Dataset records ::
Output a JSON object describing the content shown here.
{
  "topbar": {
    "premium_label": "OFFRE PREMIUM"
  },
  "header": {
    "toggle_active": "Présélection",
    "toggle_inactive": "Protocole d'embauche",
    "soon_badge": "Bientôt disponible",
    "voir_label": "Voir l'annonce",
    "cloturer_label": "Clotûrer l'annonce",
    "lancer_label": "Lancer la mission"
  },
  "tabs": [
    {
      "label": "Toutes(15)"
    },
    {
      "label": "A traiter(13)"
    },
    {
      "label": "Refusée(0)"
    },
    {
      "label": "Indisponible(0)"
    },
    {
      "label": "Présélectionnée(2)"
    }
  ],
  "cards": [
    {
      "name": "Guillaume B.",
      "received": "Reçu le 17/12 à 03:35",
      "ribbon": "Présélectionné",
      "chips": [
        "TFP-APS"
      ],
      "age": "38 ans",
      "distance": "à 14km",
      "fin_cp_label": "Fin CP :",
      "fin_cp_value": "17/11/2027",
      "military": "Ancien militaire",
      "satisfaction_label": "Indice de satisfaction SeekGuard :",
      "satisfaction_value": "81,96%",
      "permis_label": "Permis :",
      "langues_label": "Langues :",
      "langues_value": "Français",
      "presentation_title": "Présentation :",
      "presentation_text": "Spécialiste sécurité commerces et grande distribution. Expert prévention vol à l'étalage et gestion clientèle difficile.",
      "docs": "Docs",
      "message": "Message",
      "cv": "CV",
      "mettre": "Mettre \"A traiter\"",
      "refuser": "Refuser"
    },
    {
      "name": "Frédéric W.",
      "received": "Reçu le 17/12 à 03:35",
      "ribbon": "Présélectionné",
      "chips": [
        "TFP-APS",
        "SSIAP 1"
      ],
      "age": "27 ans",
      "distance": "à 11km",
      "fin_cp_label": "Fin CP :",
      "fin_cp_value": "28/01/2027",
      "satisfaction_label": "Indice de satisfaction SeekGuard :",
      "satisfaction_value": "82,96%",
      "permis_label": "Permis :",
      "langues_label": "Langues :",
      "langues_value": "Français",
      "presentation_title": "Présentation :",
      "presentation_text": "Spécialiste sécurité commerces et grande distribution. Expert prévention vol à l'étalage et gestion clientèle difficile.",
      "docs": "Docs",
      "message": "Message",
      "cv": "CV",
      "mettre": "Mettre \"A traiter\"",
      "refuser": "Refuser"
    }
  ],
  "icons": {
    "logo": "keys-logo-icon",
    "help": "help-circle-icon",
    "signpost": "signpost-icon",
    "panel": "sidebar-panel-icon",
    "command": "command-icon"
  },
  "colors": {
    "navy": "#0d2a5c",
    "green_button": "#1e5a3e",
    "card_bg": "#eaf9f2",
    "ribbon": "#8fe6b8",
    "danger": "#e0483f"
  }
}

Exercise instructions ::
Can you restate every record above word for word?

Task response ::
Output a JSON object describing the content shown here.
{
  "topbar": {
    "premium_label": "OFFRE PREMIUM"
  },
  "header": {
    "toggle_active": "Présélection",
    "toggle_inactive": "Protocole d'embauche",
    "soon_badge": "Bientôt disponible",
    "voir_label": "Voir l'annonce",
    "cloturer_label": "Clotûrer l'annonce",
    "lancer_label": "Lancer la mission"
  },
  "tabs": [
    {
      "label": "Toutes(15)"
    },
    {
      "label": "A traiter(13)"
    },
    {
      "label": "Refusée(0)"
    },
    {
      "label": "Indisponible(0)"
    },
    {
      "label": "Présélectionnée(2)"
    }
  ],
  "cards": [
    {
      "name": "Guillaume B.",
      "received": "Reçu le 17/12 à 03:35",
      "ribbon": "Présélectionné",
      "chips": [
        "TFP-APS"
      ],
      "age": "38 ans",
      "distance": "à 14km",
      "fin_cp_label": "Fin CP :",
      "fin_cp_value": "17/11/2027",
      "military": "Ancien militaire",
      "satisfaction_label": "Indice de satisfaction SeekGuard :",
      "satisfaction_value": "81,96%",
      "permis_label": "Permis :",
      "langues_label": "Langues :",
      "langues_value": "Français",
      "presentation_title": "Présentation :",
      "presentation_text": "Spécialiste sécurité commerces et grande distribution. Expert prévention vol à l'étalage et gestion clientèle difficile.",
      "docs": "Docs",
      "message": "Message",
      "cv": "CV",
      "mettre": "Mettre \"A traiter\"",
      "refuser": "Refuser"
    },
    {
      "name": "Frédéric W.",
      "received": "Reçu le 17/12 à 03:35",
      "ribbon": "Présélectionné",
      "chips": [
        "TFP-APS",
        "SSIAP 1"
      ],
      "age": "27 ans",
      "distance": "à 11km",
      "fin_cp_label": "Fin CP :",
      "fin_cp_value": "28/01/2027",
      "satisfaction_label": "Indice de satisfaction SeekGuard :",
      "satisfaction_value": "82,96%",
      "permis_label": "Permis :",
      "langues_label": "Langues :",
      "langues_value": "Français",
      "presentation_title": "Présentation :",
      "presentation_text": "Spécialiste sécurité commerces et grande distribution. Expert prévention vol à l'étalage et gestion clientèle difficile.",
      "docs": "Docs",
      "message": "Message",
      "cv": "CV",
      "mettre": "Mettre \"A traiter\"",
      "refuser": "Refuser"
    }
  ],
  "icons": {
    "logo": "keys-logo-icon",
    "help": "help-circle-icon",
    "signpost": "signpost-icon",
    "panel": "sidebar-panel-icon",
    "command": "command-icon"
  },
  "colors": {
    "navy": "#0d2a5c",
    "green_button": "#1e5a3e",
    "card_bg": "#eaf9f2",
    "ribbon": "#8fe6b8",
    "danger": "#e0483f"
  }
}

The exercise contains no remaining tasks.